# WHAT NEEDS TO BE DONE:
Collect all the lines that mention the word "ylabel".

(Records from a collection)
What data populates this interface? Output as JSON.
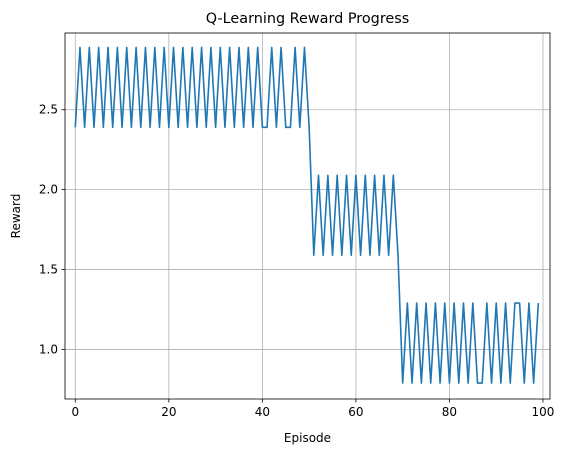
{
  "chart_data": {
    "type": "line",
    "title": "Q-Learning Reward Progress",
    "xlabel": "Episode",
    "ylabel": "Reward",
    "xlim": [
      -2.2,
      101.5
    ],
    "ylim": [
      0.69,
      2.98
    ],
    "xticks": [
      0,
      20,
      40,
      60,
      80,
      100
    ],
    "yticks": [
      1.0,
      1.5,
      2.0,
      2.5
    ],
    "ytick_labels": [
      "1.0",
      "1.5",
      "2.0",
      "2.5"
    ],
    "grid": true,
    "legend": "none",
    "colors": {
      "line": "#1f77b4",
      "grid": "#b0b0b0",
      "axes": "#000000"
    },
    "series": [
      {
        "x": [
          0,
          1,
          2,
          3,
          4,
          5,
          6,
          7,
          8,
          9,
          10,
          11,
          12,
          13,
          14,
          15,
          16,
          17,
          18,
          19,
          20,
          21,
          22,
          23,
          24,
          25,
          26,
          27,
          28,
          29,
          30,
          31,
          32,
          33,
          34,
          35,
          36,
          37,
          38,
          39,
          40,
          41,
          42,
          43,
          44,
          45,
          46,
          47,
          48,
          49,
          50,
          51,
          52,
          53,
          54,
          55,
          56,
          57,
          58,
          59,
          60,
          61,
          62,
          63,
          64,
          65,
          66,
          67,
          68,
          69,
          70,
          71,
          72,
          73,
          74,
          75,
          76,
          77,
          78,
          79,
          80,
          81,
          82,
          83,
          84,
          85,
          86,
          87,
          88,
          89,
          90,
          91,
          92,
          93,
          94,
          95,
          96,
          97,
          98,
          99
        ],
        "values": [
          2.39,
          2.89,
          2.39,
          2.89,
          2.39,
          2.89,
          2.39,
          2.89,
          2.39,
          2.89,
          2.39,
          2.89,
          2.39,
          2.89,
          2.39,
          2.89,
          2.39,
          2.89,
          2.39,
          2.89,
          2.39,
          2.89,
          2.39,
          2.89,
          2.39,
          2.89,
          2.39,
          2.89,
          2.39,
          2.89,
          2.39,
          2.89,
          2.39,
          2.89,
          2.39,
          2.89,
          2.39,
          2.89,
          2.39,
          2.89,
          2.39,
          2.39,
          2.89,
          2.39,
          2.89,
          2.39,
          2.39,
          2.89,
          2.39,
          2.89,
          2.39,
          1.59,
          2.09,
          1.59,
          2.09,
          1.59,
          2.09,
          1.59,
          2.09,
          1.59,
          2.09,
          1.59,
          2.09,
          1.59,
          2.09,
          1.59,
          2.09,
          1.59,
          2.09,
          1.59,
          0.79,
          1.29,
          0.79,
          1.29,
          0.79,
          1.29,
          0.79,
          1.29,
          0.79,
          1.29,
          0.79,
          1.29,
          0.79,
          1.29,
          0.79,
          1.29,
          0.79,
          0.79,
          1.29,
          0.79,
          1.29,
          0.79,
          1.29,
          0.79,
          1.29,
          1.29,
          0.79,
          1.29,
          0.79,
          1.29
        ]
      }
    ]
  }
}
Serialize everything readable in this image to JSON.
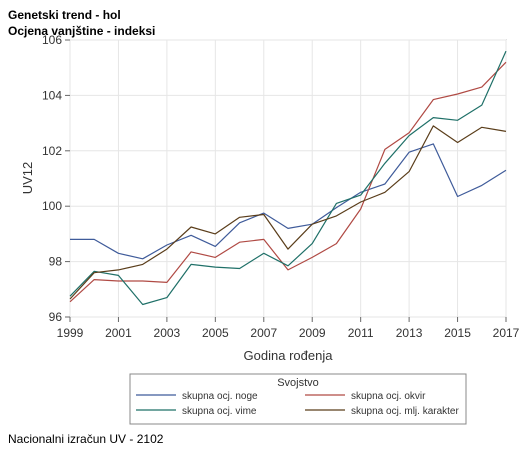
{
  "title": "Genetski trend - hol",
  "subtitle": "Ocjena vanjštine - indeksi",
  "footer": "Nacionalni izračun UV - 2102",
  "chart_data": {
    "type": "line",
    "xlabel": "Godina rođenja",
    "ylabel": "UV12",
    "xlim": [
      1999,
      2017
    ],
    "ylim": [
      96,
      106
    ],
    "x_ticks": [
      1999,
      2001,
      2003,
      2005,
      2007,
      2009,
      2011,
      2013,
      2015,
      2017
    ],
    "y_ticks": [
      96,
      98,
      100,
      102,
      104,
      106
    ],
    "grid": true,
    "legend": {
      "title": "Svojstvo",
      "placement": "bottom"
    },
    "x": [
      1999,
      2000,
      2001,
      2002,
      2003,
      2004,
      2005,
      2006,
      2007,
      2008,
      2009,
      2010,
      2011,
      2012,
      2013,
      2014,
      2015,
      2016,
      2017
    ],
    "series": [
      {
        "name": "skupna ocj. noge",
        "color": "#3f5b9a",
        "values": [
          98.8,
          98.8,
          98.3,
          98.1,
          98.6,
          98.95,
          98.55,
          99.4,
          99.75,
          99.2,
          99.35,
          99.95,
          100.5,
          100.8,
          101.95,
          102.25,
          100.35,
          100.75,
          101.3
        ]
      },
      {
        "name": "skupna ocj. okvir",
        "color": "#b04a44",
        "values": [
          96.55,
          97.35,
          97.3,
          97.3,
          97.25,
          98.35,
          98.15,
          98.7,
          98.8,
          97.7,
          98.15,
          98.65,
          99.9,
          102.05,
          102.65,
          103.85,
          104.05,
          104.3,
          105.2
        ]
      },
      {
        "name": "skupna ocj. vime",
        "color": "#1f7068",
        "values": [
          96.75,
          97.65,
          97.5,
          96.45,
          96.7,
          97.9,
          97.8,
          97.75,
          98.3,
          97.85,
          98.65,
          100.1,
          100.4,
          101.55,
          102.55,
          103.2,
          103.1,
          103.65,
          105.6
        ]
      },
      {
        "name": "skupna ocj. mlj. karakter",
        "color": "#5a3d1a",
        "values": [
          96.65,
          97.6,
          97.7,
          97.9,
          98.45,
          99.25,
          99.0,
          99.6,
          99.7,
          98.45,
          99.35,
          99.65,
          100.15,
          100.5,
          101.25,
          102.9,
          102.3,
          102.85,
          102.7
        ]
      }
    ]
  }
}
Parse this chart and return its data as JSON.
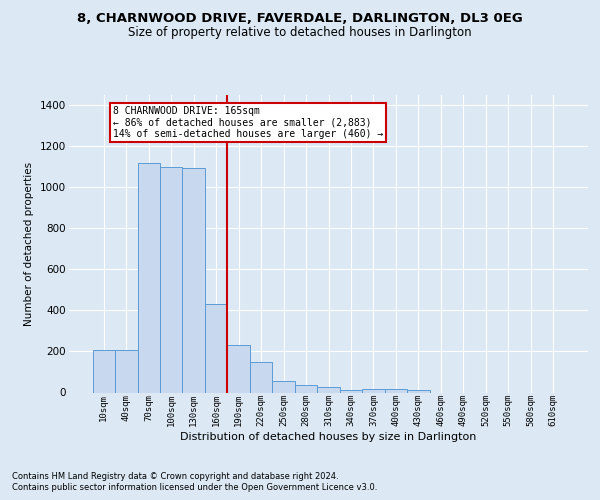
{
  "title": "8, CHARNWOOD DRIVE, FAVERDALE, DARLINGTON, DL3 0EG",
  "subtitle": "Size of property relative to detached houses in Darlington",
  "xlabel": "Distribution of detached houses by size in Darlington",
  "ylabel": "Number of detached properties",
  "bar_color": "#c8d9ef",
  "bar_edge_color": "#5b9bd5",
  "bin_labels": [
    "10sqm",
    "40sqm",
    "70sqm",
    "100sqm",
    "130sqm",
    "160sqm",
    "190sqm",
    "220sqm",
    "250sqm",
    "280sqm",
    "310sqm",
    "340sqm",
    "370sqm",
    "400sqm",
    "430sqm",
    "460sqm",
    "490sqm",
    "520sqm",
    "550sqm",
    "580sqm",
    "610sqm"
  ],
  "bar_values": [
    207,
    207,
    1120,
    1100,
    1095,
    430,
    230,
    148,
    58,
    38,
    25,
    12,
    15,
    15,
    10,
    0,
    0,
    0,
    0,
    0,
    0
  ],
  "annotation_line1": "8 CHARNWOOD DRIVE: 165sqm",
  "annotation_line2": "← 86% of detached houses are smaller (2,883)",
  "annotation_line3": "14% of semi-detached houses are larger (460) →",
  "annotation_box_color": "#ffffff",
  "annotation_box_edge": "#cc0000",
  "vline_color": "#cc0000",
  "vline_x": 5.5,
  "ylim": [
    0,
    1450
  ],
  "yticks": [
    0,
    200,
    400,
    600,
    800,
    1000,
    1200,
    1400
  ],
  "footer1": "Contains HM Land Registry data © Crown copyright and database right 2024.",
  "footer2": "Contains public sector information licensed under the Open Government Licence v3.0.",
  "bg_color": "#dce9f5",
  "plot_bg_color": "#dce9f5",
  "grid_color": "#ffffff",
  "title_fontsize": 9.5,
  "subtitle_fontsize": 8.5
}
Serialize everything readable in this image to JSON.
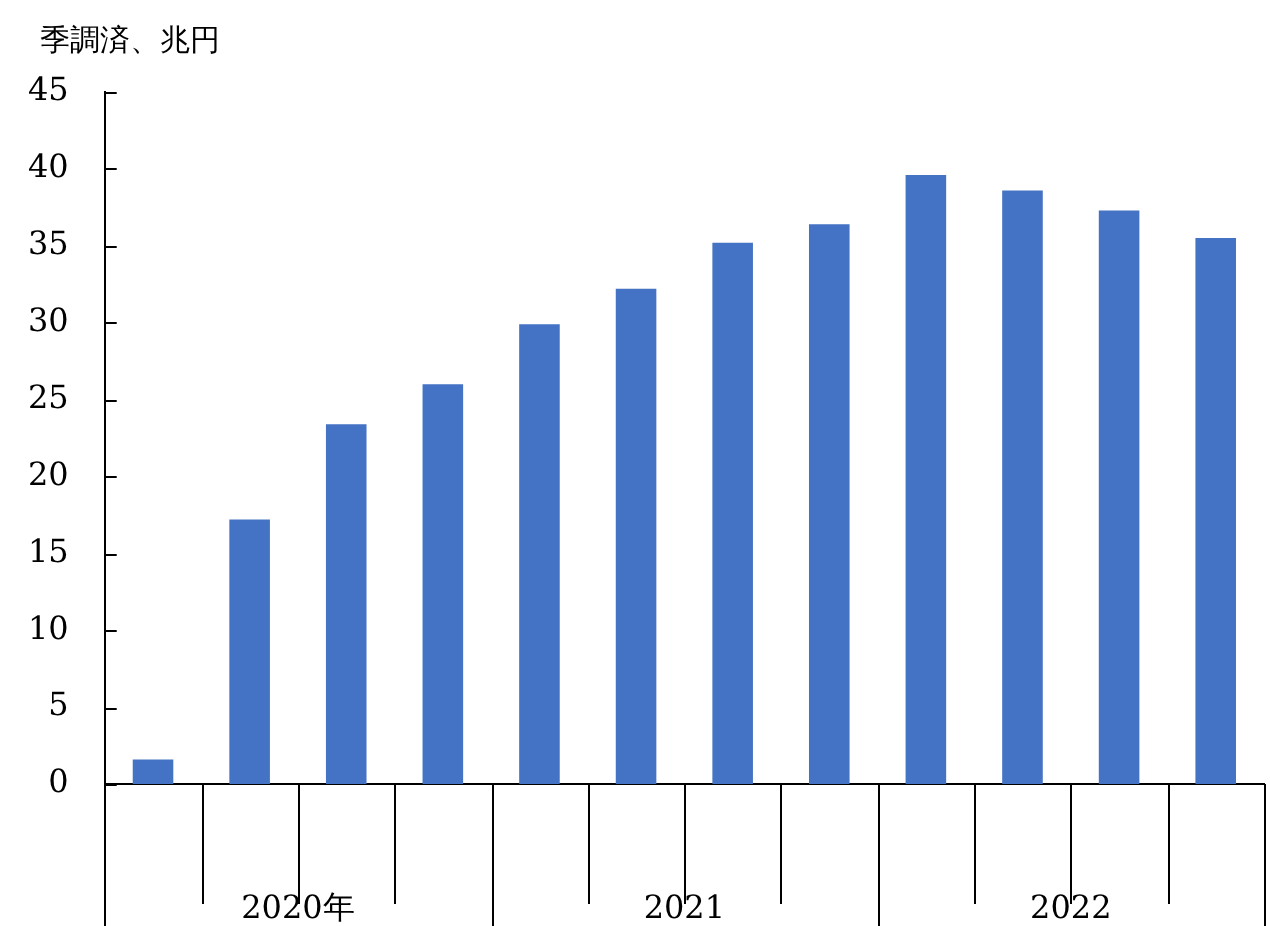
{
  "chart_data": {
    "type": "bar",
    "ylabel": "季調済、兆円",
    "categories": [
      null,
      null,
      null,
      null,
      null,
      null,
      null,
      null,
      null,
      null,
      null,
      null
    ],
    "annotations": [
      "2020年",
      "2021",
      "2022"
    ],
    "values": [
      1.6,
      17.2,
      23.4,
      26.0,
      29.9,
      32.2,
      35.2,
      36.4,
      39.6,
      38.6,
      37.3,
      35.5
    ],
    "color": "#4472c4",
    "ylim": [
      0,
      45
    ],
    "yticks": [
      0,
      5,
      10,
      15,
      20,
      25,
      30,
      35,
      40,
      45
    ],
    "grid": false
  }
}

# WRITTEN REPLY:
    "ylabel": "Reward",
    "ylabel": "UV12",
  "ylabel": "Number of detached properties",
    "ylabel": "季調済、兆円",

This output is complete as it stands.